**** Data shown ****

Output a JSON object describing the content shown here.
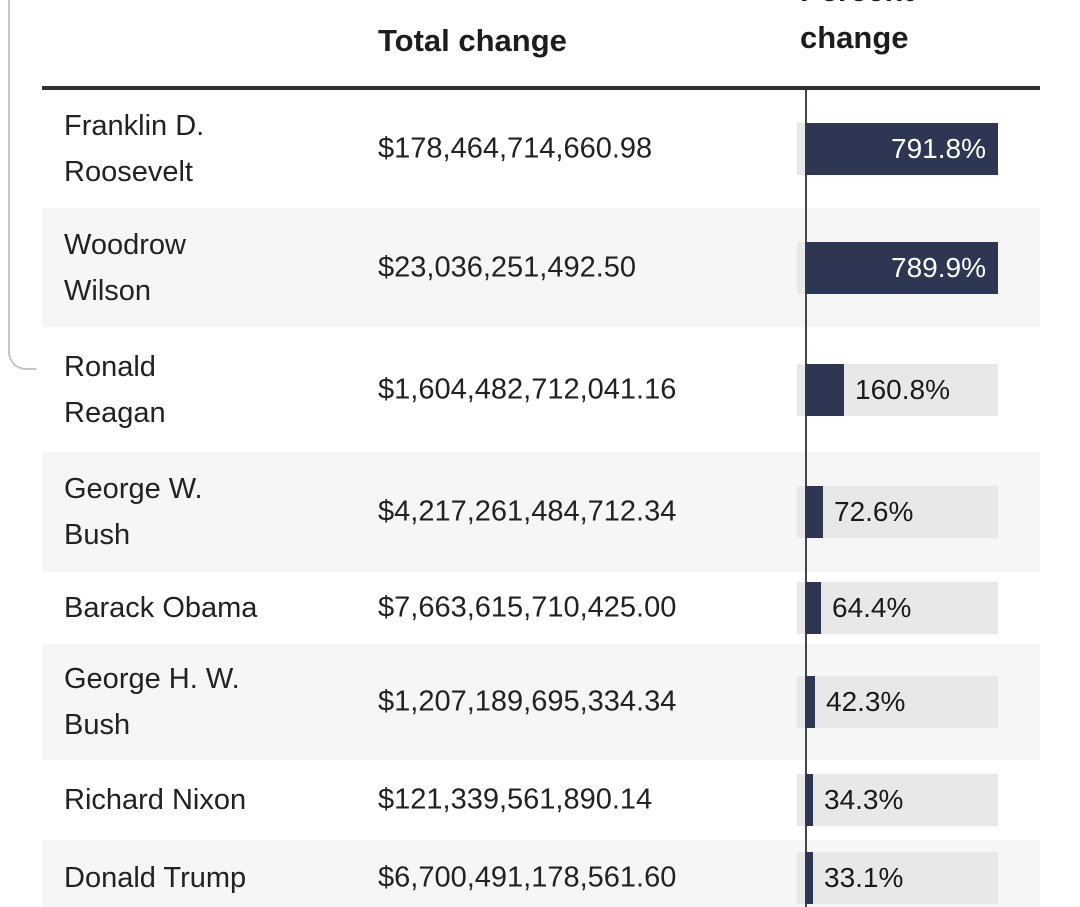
{
  "colors": {
    "bar": "#2d3753",
    "bar_track": "#e8e8e8",
    "row": "#ffffff",
    "row_alt": "#f6f6f6",
    "axis": "#454545",
    "header_rule": "#2f2f2f",
    "text": "#1d1d1d",
    "bar_label_light": "#ffffff"
  },
  "table": {
    "bar_scale_max": 791.8,
    "columns": [
      {
        "label": ""
      },
      {
        "label": "Total change"
      },
      {
        "label": "Percent change",
        "label_text": "Percent\nchange"
      }
    ],
    "rows": [
      {
        "name": "Franklin D. Roosevelt",
        "name_text": "Franklin D.\nRoosevelt",
        "total_change": "$178,464,714,660.98",
        "percent": 791.8,
        "percent_label": "791.8%"
      },
      {
        "name": "Woodrow Wilson",
        "name_text": "Woodrow\nWilson",
        "total_change": "$23,036,251,492.50",
        "percent": 789.9,
        "percent_label": "789.9%"
      },
      {
        "name": "Ronald Reagan",
        "name_text": "Ronald\nReagan",
        "total_change": "$1,604,482,712,041.16",
        "percent": 160.8,
        "percent_label": "160.8%"
      },
      {
        "name": "George W. Bush",
        "name_text": "George W.\nBush",
        "total_change": "$4,217,261,484,712.34",
        "percent": 72.6,
        "percent_label": "72.6%"
      },
      {
        "name": "Barack Obama",
        "name_text": "Barack Obama",
        "total_change": "$7,663,615,710,425.00",
        "percent": 64.4,
        "percent_label": "64.4%"
      },
      {
        "name": "George H. W. Bush",
        "name_text": "George H. W.\nBush",
        "total_change": "$1,207,189,695,334.34",
        "percent": 42.3,
        "percent_label": "42.3%"
      },
      {
        "name": "Richard Nixon",
        "name_text": "Richard Nixon",
        "total_change": "$121,339,561,890.14",
        "percent": 34.3,
        "percent_label": "34.3%"
      },
      {
        "name": "Donald Trump",
        "name_text": "Donald Trump",
        "total_change": "$6,700,491,178,561.60",
        "percent": 33.1,
        "percent_label": "33.1%"
      }
    ]
  },
  "chart_data": {
    "type": "table",
    "title": "",
    "columns": [
      "",
      "Total change",
      "Percent change"
    ],
    "bar_column": "Percent change",
    "bar_axis_max": 791.8,
    "legend_position": "none",
    "rows": [
      {
        "president": "Franklin D. Roosevelt",
        "total_change_usd": "$178,464,714,660.98",
        "percent_change": 791.8
      },
      {
        "president": "Woodrow Wilson",
        "total_change_usd": "$23,036,251,492.50",
        "percent_change": 789.9
      },
      {
        "president": "Ronald Reagan",
        "total_change_usd": "$1,604,482,712,041.16",
        "percent_change": 160.8
      },
      {
        "president": "George W. Bush",
        "total_change_usd": "$4,217,261,484,712.34",
        "percent_change": 72.6
      },
      {
        "president": "Barack Obama",
        "total_change_usd": "$7,663,615,710,425.00",
        "percent_change": 64.4
      },
      {
        "president": "George H. W. Bush",
        "total_change_usd": "$1,207,189,695,334.34",
        "percent_change": 42.3
      },
      {
        "president": "Richard Nixon",
        "total_change_usd": "$121,339,561,890.14",
        "percent_change": 34.3
      },
      {
        "president": "Donald Trump",
        "total_change_usd": "$6,700,491,178,561.60",
        "percent_change": 33.1
      }
    ]
  }
}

****

What you need to do — Reproduce the whole listing above word for word, but not its pictures.

Result for this exercise —
Output a JSON object describing the content shown here.
{
  "colors": {
    "bar": "#2d3753",
    "bar_track": "#e8e8e8",
    "row": "#ffffff",
    "row_alt": "#f6f6f6",
    "axis": "#454545",
    "header_rule": "#2f2f2f",
    "text": "#1d1d1d",
    "bar_label_light": "#ffffff"
  },
  "table": {
    "bar_scale_max": 791.8,
    "columns": [
      {
        "label": ""
      },
      {
        "label": "Total change"
      },
      {
        "label": "Percent change",
        "label_text": "Percent\nchange"
      }
    ],
    "rows": [
      {
        "name": "Franklin D. Roosevelt",
        "name_text": "Franklin D.\nRoosevelt",
        "total_change": "$178,464,714,660.98",
        "percent": 791.8,
        "percent_label": "791.8%"
      },
      {
        "name": "Woodrow Wilson",
        "name_text": "Woodrow\nWilson",
        "total_change": "$23,036,251,492.50",
        "percent": 789.9,
        "percent_label": "789.9%"
      },
      {
        "name": "Ronald Reagan",
        "name_text": "Ronald\nReagan",
        "total_change": "$1,604,482,712,041.16",
        "percent": 160.8,
        "percent_label": "160.8%"
      },
      {
        "name": "George W. Bush",
        "name_text": "George W.\nBush",
        "total_change": "$4,217,261,484,712.34",
        "percent": 72.6,
        "percent_label": "72.6%"
      },
      {
        "name": "Barack Obama",
        "name_text": "Barack Obama",
        "total_change": "$7,663,615,710,425.00",
        "percent": 64.4,
        "percent_label": "64.4%"
      },
      {
        "name": "George H. W. Bush",
        "name_text": "George H. W.\nBush",
        "total_change": "$1,207,189,695,334.34",
        "percent": 42.3,
        "percent_label": "42.3%"
      },
      {
        "name": "Richard Nixon",
        "name_text": "Richard Nixon",
        "total_change": "$121,339,561,890.14",
        "percent": 34.3,
        "percent_label": "34.3%"
      },
      {
        "name": "Donald Trump",
        "name_text": "Donald Trump",
        "total_change": "$6,700,491,178,561.60",
        "percent": 33.1,
        "percent_label": "33.1%"
      }
    ]
  },
  "chart_data": {
    "type": "table",
    "title": "",
    "columns": [
      "",
      "Total change",
      "Percent change"
    ],
    "bar_column": "Percent change",
    "bar_axis_max": 791.8,
    "legend_position": "none",
    "rows": [
      {
        "president": "Franklin D. Roosevelt",
        "total_change_usd": "$178,464,714,660.98",
        "percent_change": 791.8
      },
      {
        "president": "Woodrow Wilson",
        "total_change_usd": "$23,036,251,492.50",
        "percent_change": 789.9
      },
      {
        "president": "Ronald Reagan",
        "total_change_usd": "$1,604,482,712,041.16",
        "percent_change": 160.8
      },
      {
        "president": "George W. Bush",
        "total_change_usd": "$4,217,261,484,712.34",
        "percent_change": 72.6
      },
      {
        "president": "Barack Obama",
        "total_change_usd": "$7,663,615,710,425.00",
        "percent_change": 64.4
      },
      {
        "president": "George H. W. Bush",
        "total_change_usd": "$1,207,189,695,334.34",
        "percent_change": 42.3
      },
      {
        "president": "Richard Nixon",
        "total_change_usd": "$121,339,561,890.14",
        "percent_change": 34.3
      },
      {
        "president": "Donald Trump",
        "total_change_usd": "$6,700,491,178,561.60",
        "percent_change": 33.1
      }
    ]
  }
}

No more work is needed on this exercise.